### AIM OF THE TASK:
Each entry below should be written out exactly as it is, with no pictures.

[Figure collection entries]
········
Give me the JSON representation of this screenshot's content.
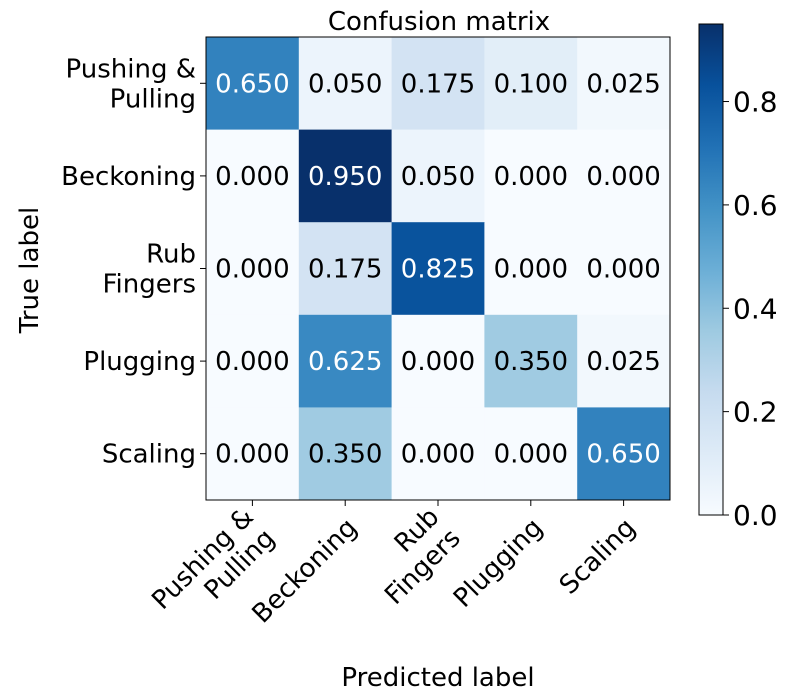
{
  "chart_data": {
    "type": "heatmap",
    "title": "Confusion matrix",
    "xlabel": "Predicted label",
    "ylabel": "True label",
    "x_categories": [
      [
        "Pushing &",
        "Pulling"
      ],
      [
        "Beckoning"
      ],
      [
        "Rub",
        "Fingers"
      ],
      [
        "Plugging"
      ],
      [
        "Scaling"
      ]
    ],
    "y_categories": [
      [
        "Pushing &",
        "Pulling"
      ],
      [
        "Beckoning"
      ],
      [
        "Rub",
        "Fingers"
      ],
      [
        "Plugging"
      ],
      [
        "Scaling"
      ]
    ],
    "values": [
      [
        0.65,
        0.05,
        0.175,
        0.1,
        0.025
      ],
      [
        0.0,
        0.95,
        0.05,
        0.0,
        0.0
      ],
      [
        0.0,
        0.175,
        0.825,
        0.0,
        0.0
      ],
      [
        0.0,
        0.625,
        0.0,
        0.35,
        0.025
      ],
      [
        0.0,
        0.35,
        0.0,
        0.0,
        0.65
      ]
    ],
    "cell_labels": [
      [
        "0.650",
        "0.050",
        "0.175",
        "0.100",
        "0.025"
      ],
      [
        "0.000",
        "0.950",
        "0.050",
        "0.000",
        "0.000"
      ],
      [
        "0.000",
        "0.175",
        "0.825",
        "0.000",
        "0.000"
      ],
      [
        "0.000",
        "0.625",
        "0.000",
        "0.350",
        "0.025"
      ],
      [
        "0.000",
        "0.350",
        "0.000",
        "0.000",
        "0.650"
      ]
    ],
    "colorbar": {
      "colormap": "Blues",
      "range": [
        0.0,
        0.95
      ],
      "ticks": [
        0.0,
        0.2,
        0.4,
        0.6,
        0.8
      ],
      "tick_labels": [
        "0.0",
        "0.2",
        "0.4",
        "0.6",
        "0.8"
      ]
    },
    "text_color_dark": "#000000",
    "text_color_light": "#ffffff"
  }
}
········
### RESULT OF THE TASK:
Give me the JSON representation of this screenshot's content.
{
  "chart_data": {
    "type": "heatmap",
    "title": "Confusion matrix",
    "xlabel": "Predicted label",
    "ylabel": "True label",
    "x_categories": [
      [
        "Pushing &",
        "Pulling"
      ],
      [
        "Beckoning"
      ],
      [
        "Rub",
        "Fingers"
      ],
      [
        "Plugging"
      ],
      [
        "Scaling"
      ]
    ],
    "y_categories": [
      [
        "Pushing &",
        "Pulling"
      ],
      [
        "Beckoning"
      ],
      [
        "Rub",
        "Fingers"
      ],
      [
        "Plugging"
      ],
      [
        "Scaling"
      ]
    ],
    "values": [
      [
        0.65,
        0.05,
        0.175,
        0.1,
        0.025
      ],
      [
        0.0,
        0.95,
        0.05,
        0.0,
        0.0
      ],
      [
        0.0,
        0.175,
        0.825,
        0.0,
        0.0
      ],
      [
        0.0,
        0.625,
        0.0,
        0.35,
        0.025
      ],
      [
        0.0,
        0.35,
        0.0,
        0.0,
        0.65
      ]
    ],
    "cell_labels": [
      [
        "0.650",
        "0.050",
        "0.175",
        "0.100",
        "0.025"
      ],
      [
        "0.000",
        "0.950",
        "0.050",
        "0.000",
        "0.000"
      ],
      [
        "0.000",
        "0.175",
        "0.825",
        "0.000",
        "0.000"
      ],
      [
        "0.000",
        "0.625",
        "0.000",
        "0.350",
        "0.025"
      ],
      [
        "0.000",
        "0.350",
        "0.000",
        "0.000",
        "0.650"
      ]
    ],
    "colorbar": {
      "colormap": "Blues",
      "range": [
        0.0,
        0.95
      ],
      "ticks": [
        0.0,
        0.2,
        0.4,
        0.6,
        0.8
      ],
      "tick_labels": [
        "0.0",
        "0.2",
        "0.4",
        "0.6",
        "0.8"
      ]
    },
    "text_color_dark": "#000000",
    "text_color_light": "#ffffff"
  }
}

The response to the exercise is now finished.